╭─ DATA IN THIS EXERCISE
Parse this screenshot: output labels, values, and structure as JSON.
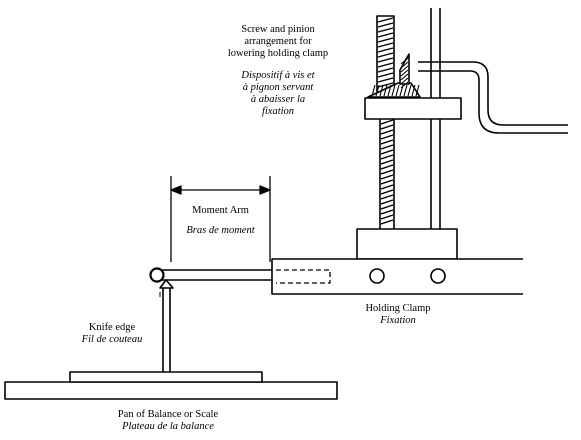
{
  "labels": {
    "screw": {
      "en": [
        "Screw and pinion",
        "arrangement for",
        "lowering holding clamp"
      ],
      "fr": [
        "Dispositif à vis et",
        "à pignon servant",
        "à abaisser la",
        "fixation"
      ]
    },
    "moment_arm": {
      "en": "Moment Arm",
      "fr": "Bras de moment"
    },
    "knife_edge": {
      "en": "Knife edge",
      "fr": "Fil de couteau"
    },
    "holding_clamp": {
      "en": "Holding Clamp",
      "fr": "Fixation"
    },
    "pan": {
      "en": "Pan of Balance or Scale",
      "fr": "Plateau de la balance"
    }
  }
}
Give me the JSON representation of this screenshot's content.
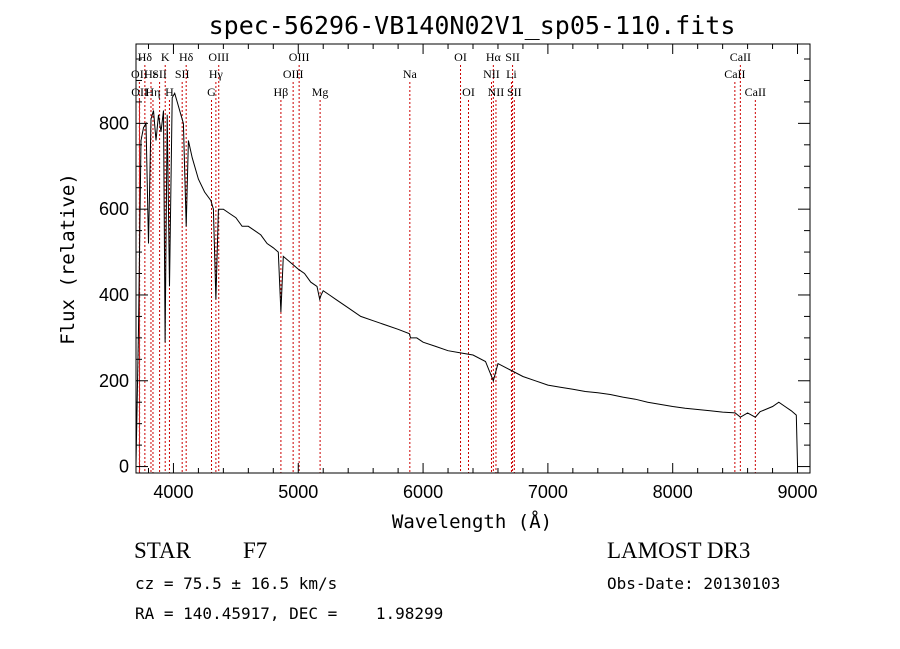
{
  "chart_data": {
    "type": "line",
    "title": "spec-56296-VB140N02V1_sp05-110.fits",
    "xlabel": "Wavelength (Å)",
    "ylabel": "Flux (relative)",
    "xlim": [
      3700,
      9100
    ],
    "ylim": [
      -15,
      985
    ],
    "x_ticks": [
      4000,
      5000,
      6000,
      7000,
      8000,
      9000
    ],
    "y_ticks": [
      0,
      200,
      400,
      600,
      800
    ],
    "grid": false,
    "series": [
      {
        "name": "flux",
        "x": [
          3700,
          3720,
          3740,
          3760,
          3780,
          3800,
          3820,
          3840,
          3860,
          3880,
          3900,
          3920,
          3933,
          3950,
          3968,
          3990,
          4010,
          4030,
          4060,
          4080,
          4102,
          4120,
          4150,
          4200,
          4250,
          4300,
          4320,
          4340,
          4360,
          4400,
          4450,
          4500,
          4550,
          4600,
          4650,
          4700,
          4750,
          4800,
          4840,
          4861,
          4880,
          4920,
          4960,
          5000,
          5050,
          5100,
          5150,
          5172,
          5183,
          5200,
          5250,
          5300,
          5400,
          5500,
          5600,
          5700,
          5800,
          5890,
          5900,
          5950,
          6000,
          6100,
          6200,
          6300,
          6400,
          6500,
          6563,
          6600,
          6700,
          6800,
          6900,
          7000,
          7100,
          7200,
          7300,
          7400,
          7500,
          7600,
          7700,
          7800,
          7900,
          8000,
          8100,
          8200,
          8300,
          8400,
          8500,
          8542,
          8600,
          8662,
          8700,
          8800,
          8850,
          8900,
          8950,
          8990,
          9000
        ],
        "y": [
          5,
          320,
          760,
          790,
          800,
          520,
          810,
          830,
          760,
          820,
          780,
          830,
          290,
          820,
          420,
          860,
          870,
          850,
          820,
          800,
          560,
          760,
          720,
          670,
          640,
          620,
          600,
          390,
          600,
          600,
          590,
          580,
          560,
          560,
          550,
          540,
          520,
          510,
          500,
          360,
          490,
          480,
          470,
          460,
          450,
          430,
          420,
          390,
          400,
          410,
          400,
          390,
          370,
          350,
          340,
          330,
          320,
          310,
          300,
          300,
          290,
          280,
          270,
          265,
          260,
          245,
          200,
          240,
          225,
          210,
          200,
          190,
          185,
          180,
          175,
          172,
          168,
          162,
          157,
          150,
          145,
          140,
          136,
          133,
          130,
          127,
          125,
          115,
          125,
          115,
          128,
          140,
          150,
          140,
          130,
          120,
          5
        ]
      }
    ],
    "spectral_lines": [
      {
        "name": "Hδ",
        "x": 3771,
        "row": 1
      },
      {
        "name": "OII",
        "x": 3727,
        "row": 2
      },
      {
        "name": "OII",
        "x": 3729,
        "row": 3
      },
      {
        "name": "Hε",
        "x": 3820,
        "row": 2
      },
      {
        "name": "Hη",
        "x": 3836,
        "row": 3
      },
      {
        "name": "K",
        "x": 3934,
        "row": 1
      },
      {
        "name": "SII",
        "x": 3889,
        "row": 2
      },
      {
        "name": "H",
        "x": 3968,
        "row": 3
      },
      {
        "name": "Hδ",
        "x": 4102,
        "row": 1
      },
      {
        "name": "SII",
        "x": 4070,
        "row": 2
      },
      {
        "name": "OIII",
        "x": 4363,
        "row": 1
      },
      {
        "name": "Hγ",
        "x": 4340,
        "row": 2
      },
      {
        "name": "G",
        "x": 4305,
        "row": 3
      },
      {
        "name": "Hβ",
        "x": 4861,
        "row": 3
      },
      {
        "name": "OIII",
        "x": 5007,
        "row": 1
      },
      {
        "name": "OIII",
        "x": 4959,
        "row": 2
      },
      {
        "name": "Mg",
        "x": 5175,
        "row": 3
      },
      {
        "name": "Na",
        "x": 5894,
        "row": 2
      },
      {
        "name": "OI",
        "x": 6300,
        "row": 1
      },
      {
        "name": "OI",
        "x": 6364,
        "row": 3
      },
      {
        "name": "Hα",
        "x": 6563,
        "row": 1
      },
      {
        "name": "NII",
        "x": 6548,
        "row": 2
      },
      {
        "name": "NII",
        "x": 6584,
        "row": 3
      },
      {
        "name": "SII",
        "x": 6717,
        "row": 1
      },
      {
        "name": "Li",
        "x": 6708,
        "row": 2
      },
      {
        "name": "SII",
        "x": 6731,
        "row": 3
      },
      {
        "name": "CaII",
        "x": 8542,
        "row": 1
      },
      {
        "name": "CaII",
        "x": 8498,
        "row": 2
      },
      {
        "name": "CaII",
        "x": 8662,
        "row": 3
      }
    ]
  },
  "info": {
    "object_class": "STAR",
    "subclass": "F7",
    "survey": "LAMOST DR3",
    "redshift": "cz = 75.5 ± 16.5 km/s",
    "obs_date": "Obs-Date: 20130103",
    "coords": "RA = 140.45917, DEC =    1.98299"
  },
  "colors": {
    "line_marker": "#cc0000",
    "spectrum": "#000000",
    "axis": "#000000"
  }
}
╰─
▸ TASK STATEMENT
In this exercise, set down all of the data exactly, without the pictures.

▸ THE RESULT
Parse this screenshot: output labels, values, and structure as JSON.
{
  "labels": {
    "screw": {
      "en": [
        "Screw and pinion",
        "arrangement for",
        "lowering holding clamp"
      ],
      "fr": [
        "Dispositif à vis et",
        "à pignon servant",
        "à abaisser la",
        "fixation"
      ]
    },
    "moment_arm": {
      "en": "Moment Arm",
      "fr": "Bras de moment"
    },
    "knife_edge": {
      "en": "Knife edge",
      "fr": "Fil de couteau"
    },
    "holding_clamp": {
      "en": "Holding Clamp",
      "fr": "Fixation"
    },
    "pan": {
      "en": "Pan of Balance or Scale",
      "fr": "Plateau de la balance"
    }
  }
}
Give me the JSON representation of this screenshot's content.
{
  "chart_data": {
    "type": "line",
    "title": "spec-56296-VB140N02V1_sp05-110.fits",
    "xlabel": "Wavelength (Å)",
    "ylabel": "Flux (relative)",
    "xlim": [
      3700,
      9100
    ],
    "ylim": [
      -15,
      985
    ],
    "x_ticks": [
      4000,
      5000,
      6000,
      7000,
      8000,
      9000
    ],
    "y_ticks": [
      0,
      200,
      400,
      600,
      800
    ],
    "grid": false,
    "series": [
      {
        "name": "flux",
        "x": [
          3700,
          3720,
          3740,
          3760,
          3780,
          3800,
          3820,
          3840,
          3860,
          3880,
          3900,
          3920,
          3933,
          3950,
          3968,
          3990,
          4010,
          4030,
          4060,
          4080,
          4102,
          4120,
          4150,
          4200,
          4250,
          4300,
          4320,
          4340,
          4360,
          4400,
          4450,
          4500,
          4550,
          4600,
          4650,
          4700,
          4750,
          4800,
          4840,
          4861,
          4880,
          4920,
          4960,
          5000,
          5050,
          5100,
          5150,
          5172,
          5183,
          5200,
          5250,
          5300,
          5400,
          5500,
          5600,
          5700,
          5800,
          5890,
          5900,
          5950,
          6000,
          6100,
          6200,
          6300,
          6400,
          6500,
          6563,
          6600,
          6700,
          6800,
          6900,
          7000,
          7100,
          7200,
          7300,
          7400,
          7500,
          7600,
          7700,
          7800,
          7900,
          8000,
          8100,
          8200,
          8300,
          8400,
          8500,
          8542,
          8600,
          8662,
          8700,
          8800,
          8850,
          8900,
          8950,
          8990,
          9000
        ],
        "y": [
          5,
          320,
          760,
          790,
          800,
          520,
          810,
          830,
          760,
          820,
          780,
          830,
          290,
          820,
          420,
          860,
          870,
          850,
          820,
          800,
          560,
          760,
          720,
          670,
          640,
          620,
          600,
          390,
          600,
          600,
          590,
          580,
          560,
          560,
          550,
          540,
          520,
          510,
          500,
          360,
          490,
          480,
          470,
          460,
          450,
          430,
          420,
          390,
          400,
          410,
          400,
          390,
          370,
          350,
          340,
          330,
          320,
          310,
          300,
          300,
          290,
          280,
          270,
          265,
          260,
          245,
          200,
          240,
          225,
          210,
          200,
          190,
          185,
          180,
          175,
          172,
          168,
          162,
          157,
          150,
          145,
          140,
          136,
          133,
          130,
          127,
          125,
          115,
          125,
          115,
          128,
          140,
          150,
          140,
          130,
          120,
          5
        ]
      }
    ],
    "spectral_lines": [
      {
        "name": "Hδ",
        "x": 3771,
        "row": 1
      },
      {
        "name": "OII",
        "x": 3727,
        "row": 2
      },
      {
        "name": "OII",
        "x": 3729,
        "row": 3
      },
      {
        "name": "Hε",
        "x": 3820,
        "row": 2
      },
      {
        "name": "Hη",
        "x": 3836,
        "row": 3
      },
      {
        "name": "K",
        "x": 3934,
        "row": 1
      },
      {
        "name": "SII",
        "x": 3889,
        "row": 2
      },
      {
        "name": "H",
        "x": 3968,
        "row": 3
      },
      {
        "name": "Hδ",
        "x": 4102,
        "row": 1
      },
      {
        "name": "SII",
        "x": 4070,
        "row": 2
      },
      {
        "name": "OIII",
        "x": 4363,
        "row": 1
      },
      {
        "name": "Hγ",
        "x": 4340,
        "row": 2
      },
      {
        "name": "G",
        "x": 4305,
        "row": 3
      },
      {
        "name": "Hβ",
        "x": 4861,
        "row": 3
      },
      {
        "name": "OIII",
        "x": 5007,
        "row": 1
      },
      {
        "name": "OIII",
        "x": 4959,
        "row": 2
      },
      {
        "name": "Mg",
        "x": 5175,
        "row": 3
      },
      {
        "name": "Na",
        "x": 5894,
        "row": 2
      },
      {
        "name": "OI",
        "x": 6300,
        "row": 1
      },
      {
        "name": "OI",
        "x": 6364,
        "row": 3
      },
      {
        "name": "Hα",
        "x": 6563,
        "row": 1
      },
      {
        "name": "NII",
        "x": 6548,
        "row": 2
      },
      {
        "name": "NII",
        "x": 6584,
        "row": 3
      },
      {
        "name": "SII",
        "x": 6717,
        "row": 1
      },
      {
        "name": "Li",
        "x": 6708,
        "row": 2
      },
      {
        "name": "SII",
        "x": 6731,
        "row": 3
      },
      {
        "name": "CaII",
        "x": 8542,
        "row": 1
      },
      {
        "name": "CaII",
        "x": 8498,
        "row": 2
      },
      {
        "name": "CaII",
        "x": 8662,
        "row": 3
      }
    ]
  },
  "info": {
    "object_class": "STAR",
    "subclass": "F7",
    "survey": "LAMOST DR3",
    "redshift": "cz = 75.5 ± 16.5 km/s",
    "obs_date": "Obs-Date: 20130103",
    "coords": "RA = 140.45917, DEC =    1.98299"
  },
  "colors": {
    "line_marker": "#cc0000",
    "spectrum": "#000000",
    "axis": "#000000"
  }
}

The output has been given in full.